-- Prompt --
An exact copy of all entries is required.

Excerpts from a dataset
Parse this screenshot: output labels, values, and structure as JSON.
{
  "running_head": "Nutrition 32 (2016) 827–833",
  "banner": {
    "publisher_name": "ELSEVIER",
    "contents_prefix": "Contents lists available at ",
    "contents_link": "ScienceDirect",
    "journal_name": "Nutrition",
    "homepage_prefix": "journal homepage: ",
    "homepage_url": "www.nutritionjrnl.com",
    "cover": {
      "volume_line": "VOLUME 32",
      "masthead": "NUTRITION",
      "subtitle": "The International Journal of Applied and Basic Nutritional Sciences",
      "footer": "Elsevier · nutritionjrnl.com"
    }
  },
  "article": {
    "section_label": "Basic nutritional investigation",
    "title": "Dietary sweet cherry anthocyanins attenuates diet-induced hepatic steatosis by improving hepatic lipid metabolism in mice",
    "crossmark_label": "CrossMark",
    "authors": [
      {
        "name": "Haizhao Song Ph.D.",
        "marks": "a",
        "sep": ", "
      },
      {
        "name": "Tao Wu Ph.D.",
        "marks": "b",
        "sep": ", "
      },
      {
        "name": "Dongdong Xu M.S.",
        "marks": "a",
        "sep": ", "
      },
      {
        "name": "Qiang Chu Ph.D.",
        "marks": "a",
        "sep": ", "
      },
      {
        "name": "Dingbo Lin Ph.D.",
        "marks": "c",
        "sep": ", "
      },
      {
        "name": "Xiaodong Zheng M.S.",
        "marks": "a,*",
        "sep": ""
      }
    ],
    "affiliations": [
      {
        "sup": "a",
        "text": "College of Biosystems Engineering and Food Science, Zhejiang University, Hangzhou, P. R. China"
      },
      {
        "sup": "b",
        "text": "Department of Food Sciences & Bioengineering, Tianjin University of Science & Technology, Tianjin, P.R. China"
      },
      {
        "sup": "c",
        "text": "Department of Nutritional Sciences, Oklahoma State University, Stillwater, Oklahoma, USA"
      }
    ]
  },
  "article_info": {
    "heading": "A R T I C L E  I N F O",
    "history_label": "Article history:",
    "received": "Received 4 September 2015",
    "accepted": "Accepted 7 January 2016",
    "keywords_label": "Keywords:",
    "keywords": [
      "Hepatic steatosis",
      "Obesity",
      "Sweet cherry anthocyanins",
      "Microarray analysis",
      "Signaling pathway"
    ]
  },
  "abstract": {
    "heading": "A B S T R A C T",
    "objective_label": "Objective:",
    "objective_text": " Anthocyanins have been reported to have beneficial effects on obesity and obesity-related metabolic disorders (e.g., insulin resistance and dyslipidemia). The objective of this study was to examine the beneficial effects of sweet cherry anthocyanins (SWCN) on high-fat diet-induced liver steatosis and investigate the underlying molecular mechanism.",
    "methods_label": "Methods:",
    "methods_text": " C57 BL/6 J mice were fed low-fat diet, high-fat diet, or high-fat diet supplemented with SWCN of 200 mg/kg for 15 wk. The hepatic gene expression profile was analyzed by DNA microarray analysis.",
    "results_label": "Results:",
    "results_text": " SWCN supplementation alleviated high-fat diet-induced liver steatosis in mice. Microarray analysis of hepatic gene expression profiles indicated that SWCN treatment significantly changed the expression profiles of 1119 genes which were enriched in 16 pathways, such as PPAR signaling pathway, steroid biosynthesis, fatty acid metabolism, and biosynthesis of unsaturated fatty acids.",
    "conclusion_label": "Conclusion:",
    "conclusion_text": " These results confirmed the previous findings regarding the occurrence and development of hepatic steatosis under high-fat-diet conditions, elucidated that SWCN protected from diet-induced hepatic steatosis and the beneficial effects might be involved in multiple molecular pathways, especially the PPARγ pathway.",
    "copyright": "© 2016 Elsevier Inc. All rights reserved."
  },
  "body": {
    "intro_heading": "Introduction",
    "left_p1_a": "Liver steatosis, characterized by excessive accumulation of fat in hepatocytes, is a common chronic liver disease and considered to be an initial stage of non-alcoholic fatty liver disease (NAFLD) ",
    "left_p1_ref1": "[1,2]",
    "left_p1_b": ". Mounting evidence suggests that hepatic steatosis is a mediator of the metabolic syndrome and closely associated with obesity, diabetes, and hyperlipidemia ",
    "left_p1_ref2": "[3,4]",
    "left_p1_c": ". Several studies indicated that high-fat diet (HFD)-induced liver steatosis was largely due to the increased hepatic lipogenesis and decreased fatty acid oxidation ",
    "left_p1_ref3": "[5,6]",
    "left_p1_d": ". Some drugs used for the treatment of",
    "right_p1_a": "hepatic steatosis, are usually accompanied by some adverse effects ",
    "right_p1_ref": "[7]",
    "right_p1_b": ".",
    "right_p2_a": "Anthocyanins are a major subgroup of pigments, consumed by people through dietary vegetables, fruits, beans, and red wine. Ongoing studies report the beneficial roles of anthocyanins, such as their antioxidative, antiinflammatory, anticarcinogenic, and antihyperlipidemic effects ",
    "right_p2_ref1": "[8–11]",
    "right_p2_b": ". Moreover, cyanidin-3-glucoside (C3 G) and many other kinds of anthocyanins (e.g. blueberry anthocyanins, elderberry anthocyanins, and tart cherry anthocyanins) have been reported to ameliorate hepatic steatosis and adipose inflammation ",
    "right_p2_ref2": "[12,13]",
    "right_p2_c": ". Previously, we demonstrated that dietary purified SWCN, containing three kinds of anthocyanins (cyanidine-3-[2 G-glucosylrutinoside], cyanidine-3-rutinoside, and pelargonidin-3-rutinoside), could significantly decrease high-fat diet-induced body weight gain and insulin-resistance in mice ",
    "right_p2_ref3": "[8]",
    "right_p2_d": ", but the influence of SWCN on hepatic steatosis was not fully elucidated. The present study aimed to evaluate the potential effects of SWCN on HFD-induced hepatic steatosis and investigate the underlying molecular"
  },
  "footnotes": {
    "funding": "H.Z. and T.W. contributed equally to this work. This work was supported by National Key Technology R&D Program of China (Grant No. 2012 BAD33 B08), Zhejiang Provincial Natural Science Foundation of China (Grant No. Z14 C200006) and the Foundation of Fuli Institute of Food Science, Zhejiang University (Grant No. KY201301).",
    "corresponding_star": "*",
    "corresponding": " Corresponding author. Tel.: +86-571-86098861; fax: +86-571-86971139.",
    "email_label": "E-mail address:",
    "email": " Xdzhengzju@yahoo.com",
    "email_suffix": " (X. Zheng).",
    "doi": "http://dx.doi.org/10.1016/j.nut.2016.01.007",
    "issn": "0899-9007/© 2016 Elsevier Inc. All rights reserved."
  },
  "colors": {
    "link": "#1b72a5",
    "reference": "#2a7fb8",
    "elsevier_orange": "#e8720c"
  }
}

-- Task output --
Parse this screenshot: output labels, values, and structure as JSON.
{
  "running_head": "Nutrition 32 (2016) 827–833",
  "banner": {
    "publisher_name": "ELSEVIER",
    "contents_prefix": "Contents lists available at ",
    "contents_link": "ScienceDirect",
    "journal_name": "Nutrition",
    "homepage_prefix": "journal homepage: ",
    "homepage_url": "www.nutritionjrnl.com",
    "cover": {
      "volume_line": "VOLUME 32",
      "masthead": "NUTRITION",
      "subtitle": "The International Journal of Applied and Basic Nutritional Sciences",
      "footer": "Elsevier · nutritionjrnl.com"
    }
  },
  "article": {
    "section_label": "Basic nutritional investigation",
    "title": "Dietary sweet cherry anthocyanins attenuates diet-induced hepatic steatosis by improving hepatic lipid metabolism in mice",
    "crossmark_label": "CrossMark",
    "authors": [
      {
        "name": "Haizhao Song Ph.D.",
        "marks": "a",
        "sep": ", "
      },
      {
        "name": "Tao Wu Ph.D.",
        "marks": "b",
        "sep": ", "
      },
      {
        "name": "Dongdong Xu M.S.",
        "marks": "a",
        "sep": ", "
      },
      {
        "name": "Qiang Chu Ph.D.",
        "marks": "a",
        "sep": ", "
      },
      {
        "name": "Dingbo Lin Ph.D.",
        "marks": "c",
        "sep": ", "
      },
      {
        "name": "Xiaodong Zheng M.S.",
        "marks": "a,*",
        "sep": ""
      }
    ],
    "affiliations": [
      {
        "sup": "a",
        "text": "College of Biosystems Engineering and Food Science, Zhejiang University, Hangzhou, P. R. China"
      },
      {
        "sup": "b",
        "text": "Department of Food Sciences & Bioengineering, Tianjin University of Science & Technology, Tianjin, P.R. China"
      },
      {
        "sup": "c",
        "text": "Department of Nutritional Sciences, Oklahoma State University, Stillwater, Oklahoma, USA"
      }
    ]
  },
  "article_info": {
    "heading": "A R T I C L E  I N F O",
    "history_label": "Article history:",
    "received": "Received 4 September 2015",
    "accepted": "Accepted 7 January 2016",
    "keywords_label": "Keywords:",
    "keywords": [
      "Hepatic steatosis",
      "Obesity",
      "Sweet cherry anthocyanins",
      "Microarray analysis",
      "Signaling pathway"
    ]
  },
  "abstract": {
    "heading": "A B S T R A C T",
    "objective_label": "Objective:",
    "objective_text": " Anthocyanins have been reported to have beneficial effects on obesity and obesity-related metabolic disorders (e.g., insulin resistance and dyslipidemia). The objective of this study was to examine the beneficial effects of sweet cherry anthocyanins (SWCN) on high-fat diet-induced liver steatosis and investigate the underlying molecular mechanism.",
    "methods_label": "Methods:",
    "methods_text": " C57 BL/6 J mice were fed low-fat diet, high-fat diet, or high-fat diet supplemented with SWCN of 200 mg/kg for 15 wk. The hepatic gene expression profile was analyzed by DNA microarray analysis.",
    "results_label": "Results:",
    "results_text": " SWCN supplementation alleviated high-fat diet-induced liver steatosis in mice. Microarray analysis of hepatic gene expression profiles indicated that SWCN treatment significantly changed the expression profiles of 1119 genes which were enriched in 16 pathways, such as PPAR signaling pathway, steroid biosynthesis, fatty acid metabolism, and biosynthesis of unsaturated fatty acids.",
    "conclusion_label": "Conclusion:",
    "conclusion_text": " These results confirmed the previous findings regarding the occurrence and development of hepatic steatosis under high-fat-diet conditions, elucidated that SWCN protected from diet-induced hepatic steatosis and the beneficial effects might be involved in multiple molecular pathways, especially the PPARγ pathway.",
    "copyright": "© 2016 Elsevier Inc. All rights reserved."
  },
  "body": {
    "intro_heading": "Introduction",
    "left_p1_a": "Liver steatosis, characterized by excessive accumulation of fat in hepatocytes, is a common chronic liver disease and considered to be an initial stage of non-alcoholic fatty liver disease (NAFLD) ",
    "left_p1_ref1": "[1,2]",
    "left_p1_b": ". Mounting evidence suggests that hepatic steatosis is a mediator of the metabolic syndrome and closely associated with obesity, diabetes, and hyperlipidemia ",
    "left_p1_ref2": "[3,4]",
    "left_p1_c": ". Several studies indicated that high-fat diet (HFD)-induced liver steatosis was largely due to the increased hepatic lipogenesis and decreased fatty acid oxidation ",
    "left_p1_ref3": "[5,6]",
    "left_p1_d": ". Some drugs used for the treatment of",
    "right_p1_a": "hepatic steatosis, are usually accompanied by some adverse effects ",
    "right_p1_ref": "[7]",
    "right_p1_b": ".",
    "right_p2_a": "Anthocyanins are a major subgroup of pigments, consumed by people through dietary vegetables, fruits, beans, and red wine. Ongoing studies report the beneficial roles of anthocyanins, such as their antioxidative, antiinflammatory, anticarcinogenic, and antihyperlipidemic effects ",
    "right_p2_ref1": "[8–11]",
    "right_p2_b": ". Moreover, cyanidin-3-glucoside (C3 G) and many other kinds of anthocyanins (e.g. blueberry anthocyanins, elderberry anthocyanins, and tart cherry anthocyanins) have been reported to ameliorate hepatic steatosis and adipose inflammation ",
    "right_p2_ref2": "[12,13]",
    "right_p2_c": ". Previously, we demonstrated that dietary purified SWCN, containing three kinds of anthocyanins (cyanidine-3-[2 G-glucosylrutinoside], cyanidine-3-rutinoside, and pelargonidin-3-rutinoside), could significantly decrease high-fat diet-induced body weight gain and insulin-resistance in mice ",
    "right_p2_ref3": "[8]",
    "right_p2_d": ", but the influence of SWCN on hepatic steatosis was not fully elucidated. The present study aimed to evaluate the potential effects of SWCN on HFD-induced hepatic steatosis and investigate the underlying molecular"
  },
  "footnotes": {
    "funding": "H.Z. and T.W. contributed equally to this work. This work was supported by National Key Technology R&D Program of China (Grant No. 2012 BAD33 B08), Zhejiang Provincial Natural Science Foundation of China (Grant No. Z14 C200006) and the Foundation of Fuli Institute of Food Science, Zhejiang University (Grant No. KY201301).",
    "corresponding_star": "*",
    "corresponding": " Corresponding author. Tel.: +86-571-86098861; fax: +86-571-86971139.",
    "email_label": "E-mail address:",
    "email": " Xdzhengzju@yahoo.com",
    "email_suffix": " (X. Zheng).",
    "doi": "http://dx.doi.org/10.1016/j.nut.2016.01.007",
    "issn": "0899-9007/© 2016 Elsevier Inc. All rights reserved."
  },
  "colors": {
    "link": "#1b72a5",
    "reference": "#2a7fb8",
    "elsevier_orange": "#e8720c"
  }
}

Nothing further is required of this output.